*DIRECTIONS FOR THIS TASK*
Would you return the complete listing below word for word?

*TASK DATA*
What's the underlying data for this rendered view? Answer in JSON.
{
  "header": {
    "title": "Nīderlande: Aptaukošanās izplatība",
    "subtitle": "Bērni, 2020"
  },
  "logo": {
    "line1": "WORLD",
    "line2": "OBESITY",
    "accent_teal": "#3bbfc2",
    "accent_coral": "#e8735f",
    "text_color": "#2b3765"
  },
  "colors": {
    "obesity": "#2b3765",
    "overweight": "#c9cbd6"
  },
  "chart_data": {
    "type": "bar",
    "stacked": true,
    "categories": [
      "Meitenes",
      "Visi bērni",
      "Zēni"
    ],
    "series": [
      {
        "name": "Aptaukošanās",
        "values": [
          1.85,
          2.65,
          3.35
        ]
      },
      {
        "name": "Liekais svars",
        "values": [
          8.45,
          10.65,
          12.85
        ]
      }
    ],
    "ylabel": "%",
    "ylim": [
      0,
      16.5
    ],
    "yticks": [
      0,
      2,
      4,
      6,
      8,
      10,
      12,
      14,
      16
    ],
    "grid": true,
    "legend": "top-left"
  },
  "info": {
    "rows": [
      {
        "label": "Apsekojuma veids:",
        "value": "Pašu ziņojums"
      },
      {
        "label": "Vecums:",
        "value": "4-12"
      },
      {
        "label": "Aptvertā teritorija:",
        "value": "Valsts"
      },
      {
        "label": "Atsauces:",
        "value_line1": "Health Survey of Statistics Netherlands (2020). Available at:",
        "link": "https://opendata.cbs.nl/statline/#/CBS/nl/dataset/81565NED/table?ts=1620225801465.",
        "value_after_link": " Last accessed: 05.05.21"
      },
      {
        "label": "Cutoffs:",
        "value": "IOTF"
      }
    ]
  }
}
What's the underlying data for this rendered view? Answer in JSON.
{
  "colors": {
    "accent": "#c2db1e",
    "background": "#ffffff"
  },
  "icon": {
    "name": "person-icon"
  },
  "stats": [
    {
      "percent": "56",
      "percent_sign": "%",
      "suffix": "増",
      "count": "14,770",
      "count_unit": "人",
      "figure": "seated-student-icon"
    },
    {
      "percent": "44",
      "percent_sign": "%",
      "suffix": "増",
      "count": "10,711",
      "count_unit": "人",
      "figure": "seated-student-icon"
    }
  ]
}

*TASK RESULT*
What's the underlying data for this rendered view? Answer in JSON.
{
  "header": {
    "title": "Nīderlande: Aptaukošanās izplatība",
    "subtitle": "Bērni, 2020"
  },
  "logo": {
    "line1": "WORLD",
    "line2": "OBESITY",
    "accent_teal": "#3bbfc2",
    "accent_coral": "#e8735f",
    "text_color": "#2b3765"
  },
  "colors": {
    "obesity": "#2b3765",
    "overweight": "#c9cbd6"
  },
  "chart_data": {
    "type": "bar",
    "stacked": true,
    "categories": [
      "Meitenes",
      "Visi bērni",
      "Zēni"
    ],
    "series": [
      {
        "name": "Aptaukošanās",
        "values": [
          1.85,
          2.65,
          3.35
        ]
      },
      {
        "name": "Liekais svars",
        "values": [
          8.45,
          10.65,
          12.85
        ]
      }
    ],
    "ylabel": "%",
    "ylim": [
      0,
      16.5
    ],
    "yticks": [
      0,
      2,
      4,
      6,
      8,
      10,
      12,
      14,
      16
    ],
    "grid": true,
    "legend": "top-left"
  },
  "info": {
    "rows": [
      {
        "label": "Apsekojuma veids:",
        "value": "Pašu ziņojums"
      },
      {
        "label": "Vecums:",
        "value": "4-12"
      },
      {
        "label": "Aptvertā teritorija:",
        "value": "Valsts"
      },
      {
        "label": "Atsauces:",
        "value_line1": "Health Survey of Statistics Netherlands (2020). Available at:",
        "link": "https://opendata.cbs.nl/statline/#/CBS/nl/dataset/81565NED/table?ts=1620225801465.",
        "value_after_link": " Last accessed: 05.05.21"
      },
      {
        "label": "Cutoffs:",
        "value": "IOTF"
      }
    ]
  }
}
What's the underlying data for this rendered view? Answer in JSON.
{
  "colors": {
    "accent": "#c2db1e",
    "background": "#ffffff"
  },
  "icon": {
    "name": "person-icon"
  },
  "stats": [
    {
      "percent": "56",
      "percent_sign": "%",
      "suffix": "増",
      "count": "14,770",
      "count_unit": "人",
      "figure": "seated-student-icon"
    },
    {
      "percent": "44",
      "percent_sign": "%",
      "suffix": "増",
      "count": "10,711",
      "count_unit": "人",
      "figure": "seated-student-icon"
    }
  ]
}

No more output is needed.